Required work
Single out each line with the word "parkowania" and copy it.

Task inputs
►

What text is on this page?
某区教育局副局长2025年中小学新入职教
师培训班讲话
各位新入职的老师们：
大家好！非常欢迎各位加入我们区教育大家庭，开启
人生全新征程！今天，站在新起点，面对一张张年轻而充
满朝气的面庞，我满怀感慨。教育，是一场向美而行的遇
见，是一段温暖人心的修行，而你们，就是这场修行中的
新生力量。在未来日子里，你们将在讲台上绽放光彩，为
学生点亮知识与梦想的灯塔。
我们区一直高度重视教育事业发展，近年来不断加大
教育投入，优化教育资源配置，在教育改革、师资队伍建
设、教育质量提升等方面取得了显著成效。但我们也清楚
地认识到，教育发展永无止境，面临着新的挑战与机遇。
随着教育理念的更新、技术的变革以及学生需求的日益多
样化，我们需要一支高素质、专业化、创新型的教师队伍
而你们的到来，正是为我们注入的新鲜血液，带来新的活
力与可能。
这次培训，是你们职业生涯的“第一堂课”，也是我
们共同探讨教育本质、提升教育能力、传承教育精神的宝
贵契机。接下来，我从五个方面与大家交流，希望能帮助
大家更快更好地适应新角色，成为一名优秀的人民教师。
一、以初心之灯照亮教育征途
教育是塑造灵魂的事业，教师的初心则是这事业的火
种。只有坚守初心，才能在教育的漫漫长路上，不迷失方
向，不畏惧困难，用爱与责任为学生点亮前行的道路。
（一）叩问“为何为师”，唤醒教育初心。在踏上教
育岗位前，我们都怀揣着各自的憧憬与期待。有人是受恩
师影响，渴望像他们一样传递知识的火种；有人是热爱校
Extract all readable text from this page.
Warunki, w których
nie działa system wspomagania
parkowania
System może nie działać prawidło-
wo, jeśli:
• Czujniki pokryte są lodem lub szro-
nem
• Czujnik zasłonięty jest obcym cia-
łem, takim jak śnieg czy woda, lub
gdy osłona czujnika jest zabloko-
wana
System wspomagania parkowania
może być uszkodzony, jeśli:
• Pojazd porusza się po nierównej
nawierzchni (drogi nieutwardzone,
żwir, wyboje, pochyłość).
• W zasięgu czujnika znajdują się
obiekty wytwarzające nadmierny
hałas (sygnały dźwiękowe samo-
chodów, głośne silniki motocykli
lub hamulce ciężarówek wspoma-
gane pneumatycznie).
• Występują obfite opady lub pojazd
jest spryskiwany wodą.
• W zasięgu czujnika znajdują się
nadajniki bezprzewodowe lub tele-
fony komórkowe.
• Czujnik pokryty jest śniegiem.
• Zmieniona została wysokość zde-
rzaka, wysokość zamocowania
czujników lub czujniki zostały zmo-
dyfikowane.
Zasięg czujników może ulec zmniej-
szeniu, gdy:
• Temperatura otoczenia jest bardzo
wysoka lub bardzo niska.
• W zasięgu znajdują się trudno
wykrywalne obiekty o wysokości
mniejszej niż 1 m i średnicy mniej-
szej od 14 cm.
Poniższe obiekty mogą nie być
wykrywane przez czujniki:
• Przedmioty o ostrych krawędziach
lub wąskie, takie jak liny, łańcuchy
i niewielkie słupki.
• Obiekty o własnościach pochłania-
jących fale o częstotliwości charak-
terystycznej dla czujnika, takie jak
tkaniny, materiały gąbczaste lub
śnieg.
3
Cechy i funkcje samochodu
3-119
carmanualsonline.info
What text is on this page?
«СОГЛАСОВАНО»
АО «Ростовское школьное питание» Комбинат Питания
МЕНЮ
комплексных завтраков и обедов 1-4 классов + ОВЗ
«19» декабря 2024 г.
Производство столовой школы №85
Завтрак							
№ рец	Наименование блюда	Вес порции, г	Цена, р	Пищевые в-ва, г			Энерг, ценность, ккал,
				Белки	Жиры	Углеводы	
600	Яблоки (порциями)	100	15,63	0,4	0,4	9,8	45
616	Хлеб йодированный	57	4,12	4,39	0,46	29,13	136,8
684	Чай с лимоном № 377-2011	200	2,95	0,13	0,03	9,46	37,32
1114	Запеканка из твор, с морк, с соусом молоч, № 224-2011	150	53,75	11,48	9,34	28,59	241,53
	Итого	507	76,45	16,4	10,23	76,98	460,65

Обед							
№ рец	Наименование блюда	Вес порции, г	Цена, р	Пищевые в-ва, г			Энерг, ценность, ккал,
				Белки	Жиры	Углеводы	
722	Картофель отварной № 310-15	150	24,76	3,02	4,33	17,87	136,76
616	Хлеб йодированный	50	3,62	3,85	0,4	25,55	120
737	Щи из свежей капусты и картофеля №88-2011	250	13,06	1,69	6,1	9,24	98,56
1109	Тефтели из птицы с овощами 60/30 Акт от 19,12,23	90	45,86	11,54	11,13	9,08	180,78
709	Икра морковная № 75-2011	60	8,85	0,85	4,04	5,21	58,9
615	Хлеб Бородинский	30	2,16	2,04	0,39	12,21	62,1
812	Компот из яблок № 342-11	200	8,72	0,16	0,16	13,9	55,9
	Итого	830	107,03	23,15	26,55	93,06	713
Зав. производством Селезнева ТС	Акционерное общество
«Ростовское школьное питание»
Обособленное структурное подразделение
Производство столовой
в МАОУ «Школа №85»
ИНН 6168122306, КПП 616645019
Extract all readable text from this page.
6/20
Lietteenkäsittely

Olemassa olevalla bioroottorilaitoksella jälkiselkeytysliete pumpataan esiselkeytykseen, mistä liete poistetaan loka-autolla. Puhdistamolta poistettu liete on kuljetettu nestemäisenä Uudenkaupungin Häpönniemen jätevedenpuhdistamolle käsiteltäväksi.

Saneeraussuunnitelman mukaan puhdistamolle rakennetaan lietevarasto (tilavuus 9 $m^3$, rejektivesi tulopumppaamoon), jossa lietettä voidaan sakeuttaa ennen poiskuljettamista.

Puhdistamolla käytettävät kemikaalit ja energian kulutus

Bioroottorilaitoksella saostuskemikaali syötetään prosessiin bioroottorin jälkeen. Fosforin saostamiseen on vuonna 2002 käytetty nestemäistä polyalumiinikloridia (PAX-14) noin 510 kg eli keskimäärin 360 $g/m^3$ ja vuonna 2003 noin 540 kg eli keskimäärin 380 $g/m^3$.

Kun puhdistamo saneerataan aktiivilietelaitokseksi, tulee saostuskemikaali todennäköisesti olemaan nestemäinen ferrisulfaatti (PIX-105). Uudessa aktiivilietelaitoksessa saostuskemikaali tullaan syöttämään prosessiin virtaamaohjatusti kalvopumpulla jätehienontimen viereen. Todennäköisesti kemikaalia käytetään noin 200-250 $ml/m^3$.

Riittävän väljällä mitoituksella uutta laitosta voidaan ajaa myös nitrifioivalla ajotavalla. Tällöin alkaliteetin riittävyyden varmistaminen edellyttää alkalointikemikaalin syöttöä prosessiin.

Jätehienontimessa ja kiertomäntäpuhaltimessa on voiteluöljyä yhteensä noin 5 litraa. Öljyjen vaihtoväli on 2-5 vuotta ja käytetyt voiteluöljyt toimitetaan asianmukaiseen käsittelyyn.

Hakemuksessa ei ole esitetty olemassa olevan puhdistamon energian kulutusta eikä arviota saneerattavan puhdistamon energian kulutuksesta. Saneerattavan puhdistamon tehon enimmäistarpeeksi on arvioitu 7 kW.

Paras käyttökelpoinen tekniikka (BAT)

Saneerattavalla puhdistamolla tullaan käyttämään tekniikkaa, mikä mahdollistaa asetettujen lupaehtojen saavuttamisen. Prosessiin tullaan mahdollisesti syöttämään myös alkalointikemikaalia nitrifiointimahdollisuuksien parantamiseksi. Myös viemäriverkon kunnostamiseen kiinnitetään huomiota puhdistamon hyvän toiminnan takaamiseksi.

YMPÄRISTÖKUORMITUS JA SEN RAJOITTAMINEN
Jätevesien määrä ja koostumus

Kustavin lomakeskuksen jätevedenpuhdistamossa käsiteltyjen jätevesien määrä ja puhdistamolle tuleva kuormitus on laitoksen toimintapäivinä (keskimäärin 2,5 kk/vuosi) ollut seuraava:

◄

Solution to this exercise
parkowania
System wspomagania parkowania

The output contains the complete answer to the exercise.